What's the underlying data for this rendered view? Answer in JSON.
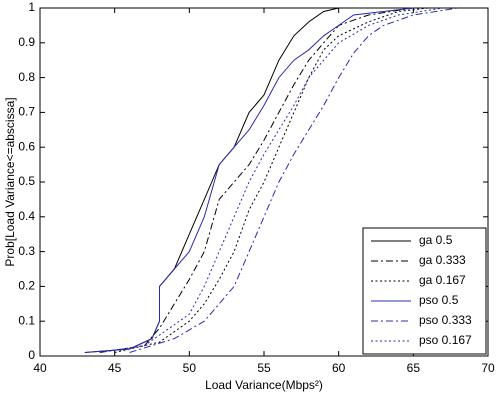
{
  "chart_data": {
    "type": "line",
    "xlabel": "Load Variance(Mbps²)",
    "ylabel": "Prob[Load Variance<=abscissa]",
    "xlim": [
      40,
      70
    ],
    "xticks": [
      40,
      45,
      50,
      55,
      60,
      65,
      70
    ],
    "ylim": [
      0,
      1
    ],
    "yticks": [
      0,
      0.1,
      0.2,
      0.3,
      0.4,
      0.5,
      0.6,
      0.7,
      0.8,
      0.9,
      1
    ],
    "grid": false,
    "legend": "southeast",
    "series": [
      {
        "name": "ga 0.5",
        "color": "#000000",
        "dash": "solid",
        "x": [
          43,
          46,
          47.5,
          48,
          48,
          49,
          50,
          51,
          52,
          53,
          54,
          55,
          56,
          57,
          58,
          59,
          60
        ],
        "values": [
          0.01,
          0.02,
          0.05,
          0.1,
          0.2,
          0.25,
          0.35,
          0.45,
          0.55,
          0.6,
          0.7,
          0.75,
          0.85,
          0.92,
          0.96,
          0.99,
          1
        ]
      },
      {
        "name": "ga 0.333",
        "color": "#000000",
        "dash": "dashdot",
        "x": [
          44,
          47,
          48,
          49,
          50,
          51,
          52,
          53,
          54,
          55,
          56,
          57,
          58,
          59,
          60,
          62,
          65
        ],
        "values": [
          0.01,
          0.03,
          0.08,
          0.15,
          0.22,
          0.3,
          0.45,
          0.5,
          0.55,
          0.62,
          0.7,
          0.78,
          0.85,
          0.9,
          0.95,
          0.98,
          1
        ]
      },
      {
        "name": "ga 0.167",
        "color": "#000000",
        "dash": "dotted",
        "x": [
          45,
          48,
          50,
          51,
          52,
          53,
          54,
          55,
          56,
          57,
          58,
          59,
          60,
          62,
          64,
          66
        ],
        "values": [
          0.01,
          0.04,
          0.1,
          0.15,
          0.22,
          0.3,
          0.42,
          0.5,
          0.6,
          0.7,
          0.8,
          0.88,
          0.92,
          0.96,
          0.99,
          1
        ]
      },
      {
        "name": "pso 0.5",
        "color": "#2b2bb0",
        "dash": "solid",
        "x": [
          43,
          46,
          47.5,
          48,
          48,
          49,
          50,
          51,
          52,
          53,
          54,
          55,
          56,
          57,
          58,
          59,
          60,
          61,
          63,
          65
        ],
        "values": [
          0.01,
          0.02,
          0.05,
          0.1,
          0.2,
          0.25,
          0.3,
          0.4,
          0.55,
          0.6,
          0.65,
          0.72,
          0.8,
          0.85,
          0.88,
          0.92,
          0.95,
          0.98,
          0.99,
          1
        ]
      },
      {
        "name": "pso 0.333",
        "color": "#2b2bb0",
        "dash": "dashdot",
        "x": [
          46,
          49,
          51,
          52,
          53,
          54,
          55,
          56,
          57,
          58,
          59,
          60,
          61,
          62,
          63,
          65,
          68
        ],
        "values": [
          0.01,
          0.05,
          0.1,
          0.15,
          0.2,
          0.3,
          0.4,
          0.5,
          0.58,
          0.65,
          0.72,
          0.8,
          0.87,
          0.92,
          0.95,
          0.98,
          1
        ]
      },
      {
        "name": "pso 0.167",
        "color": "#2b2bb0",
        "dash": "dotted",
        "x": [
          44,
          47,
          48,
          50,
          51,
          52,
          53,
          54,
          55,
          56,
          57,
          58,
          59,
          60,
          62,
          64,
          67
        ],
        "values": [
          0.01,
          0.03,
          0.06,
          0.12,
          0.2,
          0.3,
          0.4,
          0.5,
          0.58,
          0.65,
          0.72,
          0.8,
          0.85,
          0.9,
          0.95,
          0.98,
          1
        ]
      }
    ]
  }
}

---

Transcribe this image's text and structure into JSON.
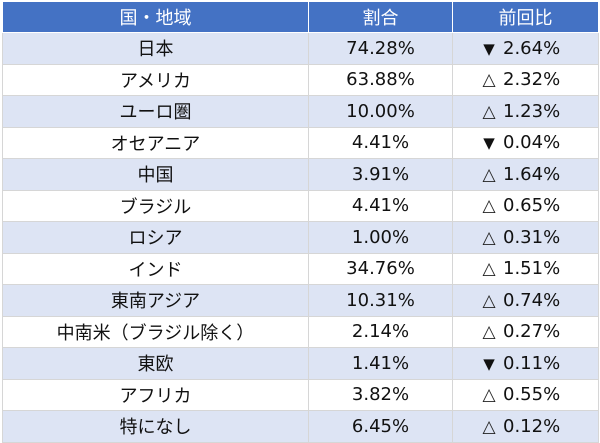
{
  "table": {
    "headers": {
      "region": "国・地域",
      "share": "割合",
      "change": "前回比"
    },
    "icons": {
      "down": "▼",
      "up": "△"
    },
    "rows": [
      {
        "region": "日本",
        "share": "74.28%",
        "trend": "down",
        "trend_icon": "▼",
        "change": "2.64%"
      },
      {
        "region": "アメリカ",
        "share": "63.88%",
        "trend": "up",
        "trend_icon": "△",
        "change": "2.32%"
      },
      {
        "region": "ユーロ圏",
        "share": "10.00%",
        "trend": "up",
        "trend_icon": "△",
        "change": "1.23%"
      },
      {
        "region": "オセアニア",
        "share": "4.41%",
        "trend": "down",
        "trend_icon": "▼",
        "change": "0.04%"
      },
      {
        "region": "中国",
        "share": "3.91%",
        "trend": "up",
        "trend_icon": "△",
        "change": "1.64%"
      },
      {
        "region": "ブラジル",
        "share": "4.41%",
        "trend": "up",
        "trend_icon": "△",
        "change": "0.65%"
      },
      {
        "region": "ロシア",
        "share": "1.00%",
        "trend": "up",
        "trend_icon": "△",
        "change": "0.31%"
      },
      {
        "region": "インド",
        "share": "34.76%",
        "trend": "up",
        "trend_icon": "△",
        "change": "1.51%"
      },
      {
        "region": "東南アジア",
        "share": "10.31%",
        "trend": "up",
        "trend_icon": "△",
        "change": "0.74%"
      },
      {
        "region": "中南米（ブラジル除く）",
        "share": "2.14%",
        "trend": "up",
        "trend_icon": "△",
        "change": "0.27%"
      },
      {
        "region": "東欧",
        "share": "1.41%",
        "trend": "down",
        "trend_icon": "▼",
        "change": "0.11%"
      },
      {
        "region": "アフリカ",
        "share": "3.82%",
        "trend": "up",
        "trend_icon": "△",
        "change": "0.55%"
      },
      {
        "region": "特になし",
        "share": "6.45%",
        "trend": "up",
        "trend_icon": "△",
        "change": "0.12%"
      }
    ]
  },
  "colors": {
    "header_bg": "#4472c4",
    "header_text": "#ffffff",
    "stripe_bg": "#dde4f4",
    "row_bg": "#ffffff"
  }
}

--

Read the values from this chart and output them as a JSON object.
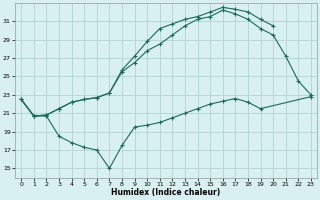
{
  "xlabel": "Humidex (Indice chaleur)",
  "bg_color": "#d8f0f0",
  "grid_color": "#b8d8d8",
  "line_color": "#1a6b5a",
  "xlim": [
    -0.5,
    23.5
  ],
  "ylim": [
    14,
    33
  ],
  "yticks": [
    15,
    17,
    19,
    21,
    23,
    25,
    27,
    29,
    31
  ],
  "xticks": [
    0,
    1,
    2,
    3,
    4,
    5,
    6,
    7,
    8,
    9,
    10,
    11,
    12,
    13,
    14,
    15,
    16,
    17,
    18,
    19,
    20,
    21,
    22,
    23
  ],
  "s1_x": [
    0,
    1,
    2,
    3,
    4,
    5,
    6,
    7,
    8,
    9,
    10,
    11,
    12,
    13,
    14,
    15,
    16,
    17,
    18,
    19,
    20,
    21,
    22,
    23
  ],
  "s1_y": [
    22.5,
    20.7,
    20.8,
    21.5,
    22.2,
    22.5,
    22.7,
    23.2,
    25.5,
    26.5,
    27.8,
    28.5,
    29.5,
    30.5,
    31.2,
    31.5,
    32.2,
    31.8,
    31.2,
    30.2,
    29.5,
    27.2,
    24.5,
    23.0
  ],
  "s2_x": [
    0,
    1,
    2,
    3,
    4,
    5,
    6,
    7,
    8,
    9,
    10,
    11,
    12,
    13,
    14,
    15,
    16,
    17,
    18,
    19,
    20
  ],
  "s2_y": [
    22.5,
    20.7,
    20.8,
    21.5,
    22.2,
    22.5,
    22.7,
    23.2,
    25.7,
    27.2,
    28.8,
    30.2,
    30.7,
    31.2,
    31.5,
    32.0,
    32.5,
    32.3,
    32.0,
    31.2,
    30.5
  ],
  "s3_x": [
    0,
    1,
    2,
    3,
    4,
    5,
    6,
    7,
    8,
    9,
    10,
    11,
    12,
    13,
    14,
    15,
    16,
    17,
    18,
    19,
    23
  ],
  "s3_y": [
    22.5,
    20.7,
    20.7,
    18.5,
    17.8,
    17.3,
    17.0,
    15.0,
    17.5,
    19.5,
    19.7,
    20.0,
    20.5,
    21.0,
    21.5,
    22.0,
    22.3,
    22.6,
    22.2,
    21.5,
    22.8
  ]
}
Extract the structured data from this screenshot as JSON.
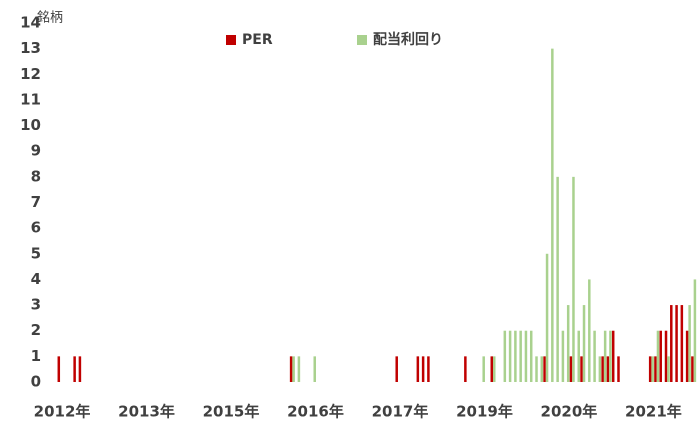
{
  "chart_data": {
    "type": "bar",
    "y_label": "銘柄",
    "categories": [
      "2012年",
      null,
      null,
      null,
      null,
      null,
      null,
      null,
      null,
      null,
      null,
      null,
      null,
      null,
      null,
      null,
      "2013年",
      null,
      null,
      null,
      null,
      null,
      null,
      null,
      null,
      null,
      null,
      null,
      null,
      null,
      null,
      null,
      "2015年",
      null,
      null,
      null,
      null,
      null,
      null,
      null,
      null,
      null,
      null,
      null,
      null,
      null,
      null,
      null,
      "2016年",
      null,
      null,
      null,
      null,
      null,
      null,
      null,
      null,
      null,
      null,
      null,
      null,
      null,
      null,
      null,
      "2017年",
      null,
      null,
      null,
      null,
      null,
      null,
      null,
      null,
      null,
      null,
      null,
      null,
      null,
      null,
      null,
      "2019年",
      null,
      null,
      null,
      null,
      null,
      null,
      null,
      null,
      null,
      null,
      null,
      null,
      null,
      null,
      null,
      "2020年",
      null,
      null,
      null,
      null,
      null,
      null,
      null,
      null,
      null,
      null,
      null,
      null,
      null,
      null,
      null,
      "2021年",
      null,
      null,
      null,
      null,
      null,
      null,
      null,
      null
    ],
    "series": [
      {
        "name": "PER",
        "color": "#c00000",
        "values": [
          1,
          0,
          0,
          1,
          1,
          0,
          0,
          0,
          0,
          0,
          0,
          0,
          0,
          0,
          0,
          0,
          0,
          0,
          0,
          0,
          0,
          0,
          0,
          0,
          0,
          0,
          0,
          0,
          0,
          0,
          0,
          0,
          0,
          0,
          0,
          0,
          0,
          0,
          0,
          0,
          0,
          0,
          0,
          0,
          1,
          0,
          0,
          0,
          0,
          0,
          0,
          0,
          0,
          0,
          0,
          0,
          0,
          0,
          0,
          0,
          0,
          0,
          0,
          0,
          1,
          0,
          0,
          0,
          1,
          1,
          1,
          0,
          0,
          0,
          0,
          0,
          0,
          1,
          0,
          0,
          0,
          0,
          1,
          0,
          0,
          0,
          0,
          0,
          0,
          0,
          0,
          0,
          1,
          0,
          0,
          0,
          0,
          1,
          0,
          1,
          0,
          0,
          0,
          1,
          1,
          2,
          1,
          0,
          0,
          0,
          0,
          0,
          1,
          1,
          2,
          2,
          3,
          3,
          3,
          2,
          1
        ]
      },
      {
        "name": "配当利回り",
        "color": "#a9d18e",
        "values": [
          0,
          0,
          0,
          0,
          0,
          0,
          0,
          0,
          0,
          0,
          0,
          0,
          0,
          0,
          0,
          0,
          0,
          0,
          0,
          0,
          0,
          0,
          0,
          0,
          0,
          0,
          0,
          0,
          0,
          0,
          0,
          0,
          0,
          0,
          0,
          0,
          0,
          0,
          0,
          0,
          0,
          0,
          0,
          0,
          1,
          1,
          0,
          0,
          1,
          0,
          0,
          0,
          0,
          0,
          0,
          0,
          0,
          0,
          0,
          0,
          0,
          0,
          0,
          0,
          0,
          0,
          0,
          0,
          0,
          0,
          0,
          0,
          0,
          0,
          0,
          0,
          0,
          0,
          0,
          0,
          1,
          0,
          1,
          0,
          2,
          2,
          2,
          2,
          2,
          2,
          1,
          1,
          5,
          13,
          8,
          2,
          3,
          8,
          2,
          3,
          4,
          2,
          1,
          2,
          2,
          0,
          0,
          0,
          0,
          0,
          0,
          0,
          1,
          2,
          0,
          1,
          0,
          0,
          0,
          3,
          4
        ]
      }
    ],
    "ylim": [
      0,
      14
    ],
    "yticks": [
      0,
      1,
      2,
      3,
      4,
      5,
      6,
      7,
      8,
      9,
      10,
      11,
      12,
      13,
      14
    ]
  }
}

- **To be done**
Extract every line from the records above that contains the word "Load".

- **Expected output**
    "xlabel": "Load Variance(Mbps²)",
    "ylabel": "Prob[Load Variance<=abscissa]",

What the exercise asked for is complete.